**Provided records**
= = = = =
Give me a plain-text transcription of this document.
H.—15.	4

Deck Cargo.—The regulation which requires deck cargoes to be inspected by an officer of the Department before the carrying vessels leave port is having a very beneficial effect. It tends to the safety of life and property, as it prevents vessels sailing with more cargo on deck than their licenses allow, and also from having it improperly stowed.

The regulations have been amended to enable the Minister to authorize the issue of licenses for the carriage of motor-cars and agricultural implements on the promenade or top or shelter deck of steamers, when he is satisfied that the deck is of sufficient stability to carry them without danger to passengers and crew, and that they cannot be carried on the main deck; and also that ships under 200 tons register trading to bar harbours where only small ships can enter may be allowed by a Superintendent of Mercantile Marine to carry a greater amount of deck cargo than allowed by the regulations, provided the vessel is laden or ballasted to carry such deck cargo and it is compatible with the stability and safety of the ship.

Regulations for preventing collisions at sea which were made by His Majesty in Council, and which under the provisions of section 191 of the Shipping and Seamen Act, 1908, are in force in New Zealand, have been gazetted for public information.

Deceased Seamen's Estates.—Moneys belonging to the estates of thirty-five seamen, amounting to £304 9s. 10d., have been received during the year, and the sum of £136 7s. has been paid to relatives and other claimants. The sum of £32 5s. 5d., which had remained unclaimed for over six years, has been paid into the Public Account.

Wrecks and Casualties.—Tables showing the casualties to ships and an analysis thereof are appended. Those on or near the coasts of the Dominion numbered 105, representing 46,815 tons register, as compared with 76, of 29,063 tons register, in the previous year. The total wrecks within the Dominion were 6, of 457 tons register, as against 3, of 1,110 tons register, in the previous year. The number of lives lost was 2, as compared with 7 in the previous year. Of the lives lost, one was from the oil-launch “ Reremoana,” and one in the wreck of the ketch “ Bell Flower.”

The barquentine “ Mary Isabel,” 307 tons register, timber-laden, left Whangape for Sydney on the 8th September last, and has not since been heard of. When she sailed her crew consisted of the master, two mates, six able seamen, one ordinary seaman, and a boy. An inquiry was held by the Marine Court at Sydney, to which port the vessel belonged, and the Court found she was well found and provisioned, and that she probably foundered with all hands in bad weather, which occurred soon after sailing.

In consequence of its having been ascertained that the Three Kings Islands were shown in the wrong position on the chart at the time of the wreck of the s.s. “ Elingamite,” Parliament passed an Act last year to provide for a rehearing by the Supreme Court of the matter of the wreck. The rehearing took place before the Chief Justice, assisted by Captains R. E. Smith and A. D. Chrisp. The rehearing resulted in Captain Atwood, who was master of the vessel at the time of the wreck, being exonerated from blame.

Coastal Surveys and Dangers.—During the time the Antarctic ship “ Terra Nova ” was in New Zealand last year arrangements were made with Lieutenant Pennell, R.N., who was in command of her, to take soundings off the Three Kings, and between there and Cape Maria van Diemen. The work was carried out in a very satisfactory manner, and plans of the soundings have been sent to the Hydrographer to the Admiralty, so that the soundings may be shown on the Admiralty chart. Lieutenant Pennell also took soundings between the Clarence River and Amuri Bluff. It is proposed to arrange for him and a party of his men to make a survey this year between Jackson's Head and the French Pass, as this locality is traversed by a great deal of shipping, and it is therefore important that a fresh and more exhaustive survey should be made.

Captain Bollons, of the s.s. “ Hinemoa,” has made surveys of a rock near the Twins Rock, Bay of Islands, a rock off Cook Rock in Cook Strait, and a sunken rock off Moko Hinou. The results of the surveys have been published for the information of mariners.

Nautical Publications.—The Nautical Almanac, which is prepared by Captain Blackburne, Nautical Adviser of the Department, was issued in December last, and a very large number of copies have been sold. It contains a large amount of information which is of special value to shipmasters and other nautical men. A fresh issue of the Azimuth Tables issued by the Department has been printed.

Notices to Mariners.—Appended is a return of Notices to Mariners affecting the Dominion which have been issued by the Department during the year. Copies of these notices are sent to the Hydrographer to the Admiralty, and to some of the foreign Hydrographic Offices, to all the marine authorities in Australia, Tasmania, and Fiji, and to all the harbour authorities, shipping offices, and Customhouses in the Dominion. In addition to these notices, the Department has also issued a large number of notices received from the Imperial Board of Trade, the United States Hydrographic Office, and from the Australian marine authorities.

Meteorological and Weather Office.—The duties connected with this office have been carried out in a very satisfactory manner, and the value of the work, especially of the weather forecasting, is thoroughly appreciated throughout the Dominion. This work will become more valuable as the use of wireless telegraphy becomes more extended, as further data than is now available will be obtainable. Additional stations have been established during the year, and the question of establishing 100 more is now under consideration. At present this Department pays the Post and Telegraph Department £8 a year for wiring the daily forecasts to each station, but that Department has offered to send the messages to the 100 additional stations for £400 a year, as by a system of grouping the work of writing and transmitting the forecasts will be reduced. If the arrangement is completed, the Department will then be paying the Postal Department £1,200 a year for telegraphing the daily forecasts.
= = = = =
**Given problem**
Search the data for the string "having" and copy each line where it appears.

**Reply**
Deck Cargo.—The regulation which requires deck cargoes to be inspected by an officer of the Department before the carrying vessels leave port is having a very beneficial effect. It tends to the safety of life and property, as it prevents vessels sailing with more cargo on deck than their licenses allow, and also from having it improperly stowed.
In consequence of its having been ascertained that the Three Kings Islands were shown in the wrong position on the chart at the time of the wreck of the s.s. “ Elingamite,” Parliament passed an Act last year to provide for a rehearing by the Supreme Court of the matter of the wreck. The rehearing took place before the Chief Justice, assisted by Captains R. E. Smith and A. D. Chrisp. The rehearing resulted in Captain Atwood, who was master of the vessel at the time of the wreck, being exonerated from blame.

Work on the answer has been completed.